• What is required:
In the records below, write the part that opens with the line containing "property-category[interactable]: − Misc" and closes with the line containing "menu-item-configure-startup-projects[interactable]: ⚙ Configure" as a numbered list, both of those lines included and any blank lines left out.

• Material provided:
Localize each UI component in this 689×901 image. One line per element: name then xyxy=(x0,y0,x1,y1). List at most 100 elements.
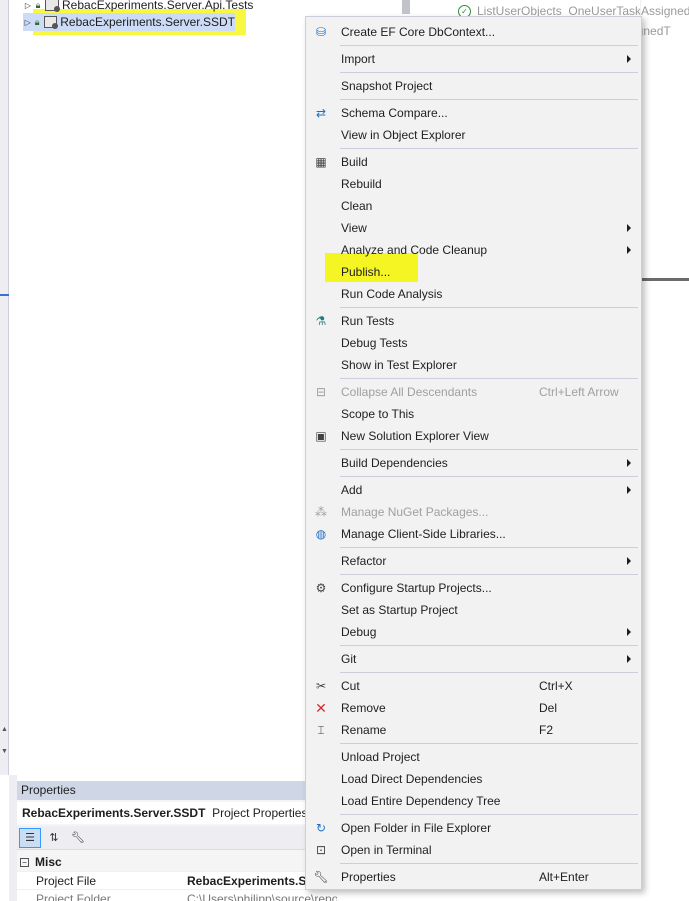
property-category[interactable]: − Misc xyxy=(17,853,337,871)
menu-item-show-in-test-explorer[interactable]: Show in Test Explorer xyxy=(306,354,641,376)
menu-separator xyxy=(340,72,638,73)
scissors-icon: ✂ xyxy=(315,679,327,693)
menu-item-configure-startup-projects[interactable]: ⚙ Configure Startup Projects... xyxy=(306,577,641,599)
menu-item-view-in-object-explorer[interactable]: View in Object Explorer xyxy=(306,124,641,146)
menu-item-properties[interactable]: 🔧︎ Properties Alt+Enter xyxy=(306,866,641,888)
menu-item-import[interactable]: Import xyxy=(306,48,641,70)
tree-item-label: RebacExperiments.Server.Api.Tests xyxy=(62,0,254,12)
menu-separator xyxy=(340,99,638,100)
menu-item-label: Build Dependencies xyxy=(341,456,448,470)
object-name: RebacExperiments.Server.SSDT xyxy=(22,806,206,820)
menu-item-load-direct-dependencies[interactable]: Load Direct Dependencies xyxy=(306,768,641,790)
menu-item-set-as-startup-project[interactable]: Set as Startup Project xyxy=(306,599,641,621)
menu-item-label: Remove xyxy=(341,701,386,715)
menu-item-label: Set as Startup Project xyxy=(341,603,458,617)
menu-item-run-tests[interactable]: ⚗ Run Tests xyxy=(306,310,641,332)
submenu-arrow-icon xyxy=(627,557,631,565)
properties-title: Properties xyxy=(17,781,337,800)
property-pages-wrench-icon[interactable]: 🔧︎ xyxy=(67,828,89,848)
expand-icon[interactable]: ▷ xyxy=(23,1,33,10)
menu-item-label: Open Folder in File Explorer xyxy=(341,821,492,835)
menu-item-rename[interactable]: ⌶ Rename F2 xyxy=(306,719,641,741)
menu-item-label: Build xyxy=(341,155,368,169)
menu-item-debug-tests[interactable]: Debug Tests xyxy=(306,332,641,354)
menu-item-label: Load Direct Dependencies xyxy=(341,772,483,786)
menu-item-run-code-analysis[interactable]: Run Code Analysis xyxy=(306,283,641,305)
menu-item-label: Rename xyxy=(341,723,387,737)
menu-item-label: Run Code Analysis xyxy=(341,287,443,301)
context-menu: ⛁ Create EF Core DbContext... Import Sna… xyxy=(305,16,642,890)
tree-scrollbar[interactable] xyxy=(402,0,410,14)
menu-item-label: Scope to This xyxy=(341,407,415,421)
scroll-down-icon[interactable]: ▼ xyxy=(0,748,9,755)
menu-separator xyxy=(340,814,638,815)
project-icon xyxy=(45,0,60,12)
menu-item-new-solution-explorer-view[interactable]: ▣ New Solution Explorer View xyxy=(306,425,641,447)
menu-item-label: Import xyxy=(341,52,376,66)
collapse-icon: ⊟ xyxy=(315,385,327,399)
property-row[interactable]: Project Folder C:\Users\philipp\source\r… xyxy=(17,889,337,901)
lock-icon: 🔒︎ xyxy=(34,16,40,27)
menu-separator xyxy=(340,45,638,46)
menu-item-label: Analyze and Code Cleanup xyxy=(341,243,488,257)
menu-item-debug[interactable]: Debug xyxy=(306,621,641,643)
categorized-icon[interactable]: ☰ xyxy=(19,827,41,848)
menu-item-schema-compare[interactable]: ⇄ Schema Compare... xyxy=(306,102,641,124)
alphabetical-sort-icon[interactable]: ⇅ xyxy=(43,828,65,848)
menu-item-build[interactable]: ▦ Build xyxy=(306,151,641,173)
collapse-category-icon[interactable]: − xyxy=(20,857,29,867)
menu-item-publish[interactable]: Publish... xyxy=(306,261,641,283)
menu-item-rebuild[interactable]: Rebuild xyxy=(306,173,641,195)
menu-item-load-entire-dependency-tree[interactable]: Load Entire Dependency Tree xyxy=(306,790,641,812)
menu-item-manage-client-side-libraries[interactable]: ◍ Manage Client-Side Libraries... xyxy=(306,523,641,545)
menu-item-add[interactable]: Add xyxy=(306,479,641,501)
menu-item-label: Unload Project xyxy=(341,750,420,764)
menu-item-git[interactable]: Git xyxy=(306,648,641,670)
menu-item-label: Collapse All Descendants xyxy=(341,385,478,399)
menu-item-clean[interactable]: Clean xyxy=(306,195,641,217)
menu-item-shortcut: Ctrl+X xyxy=(539,679,573,693)
rename-icon: ⌶ xyxy=(317,722,325,737)
menu-separator xyxy=(340,863,638,864)
menu-item-shortcut: Ctrl+Left Arrow xyxy=(539,385,619,399)
menu-item-open-in-terminal[interactable]: ⊡ Open in Terminal xyxy=(306,839,641,861)
tree-item-ssdt[interactable]: ▷ 🔒︎ RebacExperiments.Server.SSDT xyxy=(23,13,235,31)
menu-item-scope-to-this[interactable]: Scope to This xyxy=(306,403,641,425)
expand-icon[interactable]: ▷ xyxy=(23,18,32,27)
menu-separator xyxy=(340,307,638,308)
build-icon: ▦ xyxy=(315,155,327,169)
menu-item-label: Load Entire Dependency Tree xyxy=(341,794,501,808)
tree-item-api-tests[interactable]: ▷ 🔒︎ RebacExperiments.Server.Api.Tests xyxy=(23,0,253,14)
property-row[interactable]: Project File RebacExperiments.Se xyxy=(17,871,337,889)
database-project-icon xyxy=(43,16,59,29)
menu-item-label: View xyxy=(341,221,367,235)
menu-item-collapse-all-descendants[interactable]: ⊟ Collapse All Descendants Ctrl+Left Arr… xyxy=(306,381,641,403)
menu-item-shortcut: Del xyxy=(539,701,558,715)
submenu-arrow-icon xyxy=(627,486,631,494)
menu-item-manage-nuget-packages[interactable]: ⁂ Manage NuGet Packages... xyxy=(306,501,641,523)
menu-item-create-ef-core-dbcontext[interactable]: ⛁ Create EF Core DbContext... xyxy=(306,21,641,43)
tree-item-label: RebacExperiments.Server.SSDT xyxy=(60,15,235,29)
menu-item-label: Clean xyxy=(341,199,373,213)
menu-item-label: Cut xyxy=(341,679,360,693)
submenu-arrow-icon xyxy=(627,55,631,63)
menu-item-snapshot-project[interactable]: Snapshot Project xyxy=(306,75,641,97)
menu-item-remove[interactable]: ✕ Remove Del xyxy=(306,697,641,719)
menu-item-unload-project[interactable]: Unload Project xyxy=(306,746,641,768)
menu-item-analyze-and-code-cleanup[interactable]: Analyze and Code Cleanup xyxy=(306,239,641,261)
scroll-up-icon[interactable]: ▲ xyxy=(0,726,9,733)
menu-item-label: Add xyxy=(341,483,363,497)
menu-item-open-folder-in-file-explorer[interactable]: ↻ Open Folder in File Explorer xyxy=(306,817,641,839)
run-tests-icon: ⚗ xyxy=(315,314,327,328)
properties-object-selector[interactable]: RebacExperiments.Server.SSDT Project Pro… xyxy=(17,802,337,824)
menu-item-label: Schema Compare... xyxy=(341,106,448,120)
property-key: Project File xyxy=(36,873,97,888)
menu-item-build-dependencies[interactable]: Build Dependencies xyxy=(306,452,641,474)
menu-item-view[interactable]: View xyxy=(306,217,641,239)
menu-item-refactor[interactable]: Refactor xyxy=(306,550,641,572)
menu-item-cut[interactable]: ✂ Cut Ctrl+X xyxy=(306,675,641,697)
menu-item-shortcut: Alt+Enter xyxy=(539,870,589,884)
menu-separator xyxy=(340,547,638,548)
active-marker xyxy=(0,294,9,296)
gear-icon: ⚙ xyxy=(315,581,327,595)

• Answer to the problem:
1. property-category[interactable]: − Misc xyxy=(17,853,337,871)
2. menu-item-show-in-test-explorer[interactable]: Show in Test Explorer xyxy=(306,354,641,376)
3. menu-separator xyxy=(340,72,638,73)
4. scissors-icon: ✂ xyxy=(315,679,327,693)
5. menu-item-configure-startup-projects[interactable]: ⚙ Configure Startup Projects... xyxy=(306,577,641,599)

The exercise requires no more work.